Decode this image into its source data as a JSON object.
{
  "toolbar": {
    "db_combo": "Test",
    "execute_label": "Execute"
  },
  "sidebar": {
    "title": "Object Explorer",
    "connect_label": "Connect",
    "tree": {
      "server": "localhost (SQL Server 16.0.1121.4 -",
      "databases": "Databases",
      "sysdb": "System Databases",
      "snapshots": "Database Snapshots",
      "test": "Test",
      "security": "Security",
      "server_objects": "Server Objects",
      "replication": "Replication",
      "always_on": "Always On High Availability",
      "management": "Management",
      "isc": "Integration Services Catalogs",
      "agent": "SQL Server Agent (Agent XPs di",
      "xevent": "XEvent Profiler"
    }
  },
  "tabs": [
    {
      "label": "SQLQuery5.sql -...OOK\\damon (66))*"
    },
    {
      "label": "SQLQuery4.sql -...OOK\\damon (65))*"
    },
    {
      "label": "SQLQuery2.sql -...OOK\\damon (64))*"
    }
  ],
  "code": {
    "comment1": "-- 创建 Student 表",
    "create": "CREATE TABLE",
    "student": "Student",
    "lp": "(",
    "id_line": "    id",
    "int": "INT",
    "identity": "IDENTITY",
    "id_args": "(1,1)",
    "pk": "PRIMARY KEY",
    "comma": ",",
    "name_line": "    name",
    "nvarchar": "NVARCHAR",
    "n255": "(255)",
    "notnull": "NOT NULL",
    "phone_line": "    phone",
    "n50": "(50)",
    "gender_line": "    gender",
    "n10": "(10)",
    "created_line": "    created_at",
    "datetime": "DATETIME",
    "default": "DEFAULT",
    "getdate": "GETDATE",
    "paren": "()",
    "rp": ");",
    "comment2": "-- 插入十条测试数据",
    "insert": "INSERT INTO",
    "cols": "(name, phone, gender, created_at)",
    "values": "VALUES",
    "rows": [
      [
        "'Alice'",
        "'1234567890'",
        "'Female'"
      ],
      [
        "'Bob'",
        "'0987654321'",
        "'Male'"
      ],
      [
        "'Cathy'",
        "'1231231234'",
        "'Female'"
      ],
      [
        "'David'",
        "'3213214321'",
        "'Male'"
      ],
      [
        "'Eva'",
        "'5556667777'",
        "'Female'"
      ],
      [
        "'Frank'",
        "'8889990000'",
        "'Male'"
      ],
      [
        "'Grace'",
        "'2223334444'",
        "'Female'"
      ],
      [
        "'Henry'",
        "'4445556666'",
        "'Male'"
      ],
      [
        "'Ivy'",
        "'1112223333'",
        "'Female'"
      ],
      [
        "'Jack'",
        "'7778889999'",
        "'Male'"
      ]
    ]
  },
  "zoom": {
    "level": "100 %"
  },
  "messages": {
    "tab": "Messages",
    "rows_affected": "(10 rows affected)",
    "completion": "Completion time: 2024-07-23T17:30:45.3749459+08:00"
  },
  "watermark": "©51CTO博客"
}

------------------------

(Task instructions) Recopy the entries above in their entirety, exactly.

(Reply to the exercise)
Decode this image into its source data as a JSON object.
{
  "toolbar": {
    "db_combo": "Test",
    "execute_label": "Execute"
  },
  "sidebar": {
    "title": "Object Explorer",
    "connect_label": "Connect",
    "tree": {
      "server": "localhost (SQL Server 16.0.1121.4 -",
      "databases": "Databases",
      "sysdb": "System Databases",
      "snapshots": "Database Snapshots",
      "test": "Test",
      "security": "Security",
      "server_objects": "Server Objects",
      "replication": "Replication",
      "always_on": "Always On High Availability",
      "management": "Management",
      "isc": "Integration Services Catalogs",
      "agent": "SQL Server Agent (Agent XPs di",
      "xevent": "XEvent Profiler"
    }
  },
  "tabs": [
    {
      "label": "SQLQuery5.sql -...OOK\\damon (66))*"
    },
    {
      "label": "SQLQuery4.sql -...OOK\\damon (65))*"
    },
    {
      "label": "SQLQuery2.sql -...OOK\\damon (64))*"
    }
  ],
  "code": {
    "comment1": "-- 创建 Student 表",
    "create": "CREATE TABLE",
    "student": "Student",
    "lp": "(",
    "id_line": "    id",
    "int": "INT",
    "identity": "IDENTITY",
    "id_args": "(1,1)",
    "pk": "PRIMARY KEY",
    "comma": ",",
    "name_line": "    name",
    "nvarchar": "NVARCHAR",
    "n255": "(255)",
    "notnull": "NOT NULL",
    "phone_line": "    phone",
    "n50": "(50)",
    "gender_line": "    gender",
    "n10": "(10)",
    "created_line": "    created_at",
    "datetime": "DATETIME",
    "default": "DEFAULT",
    "getdate": "GETDATE",
    "paren": "()",
    "rp": ");",
    "comment2": "-- 插入十条测试数据",
    "insert": "INSERT INTO",
    "cols": "(name, phone, gender, created_at)",
    "values": "VALUES",
    "rows": [
      [
        "'Alice'",
        "'1234567890'",
        "'Female'"
      ],
      [
        "'Bob'",
        "'0987654321'",
        "'Male'"
      ],
      [
        "'Cathy'",
        "'1231231234'",
        "'Female'"
      ],
      [
        "'David'",
        "'3213214321'",
        "'Male'"
      ],
      [
        "'Eva'",
        "'5556667777'",
        "'Female'"
      ],
      [
        "'Frank'",
        "'8889990000'",
        "'Male'"
      ],
      [
        "'Grace'",
        "'2223334444'",
        "'Female'"
      ],
      [
        "'Henry'",
        "'4445556666'",
        "'Male'"
      ],
      [
        "'Ivy'",
        "'1112223333'",
        "'Female'"
      ],
      [
        "'Jack'",
        "'7778889999'",
        "'Male'"
      ]
    ]
  },
  "zoom": {
    "level": "100 %"
  },
  "messages": {
    "tab": "Messages",
    "rows_affected": "(10 rows affected)",
    "completion": "Completion time: 2024-07-23T17:30:45.3749459+08:00"
  },
  "watermark": "©51CTO博客"
}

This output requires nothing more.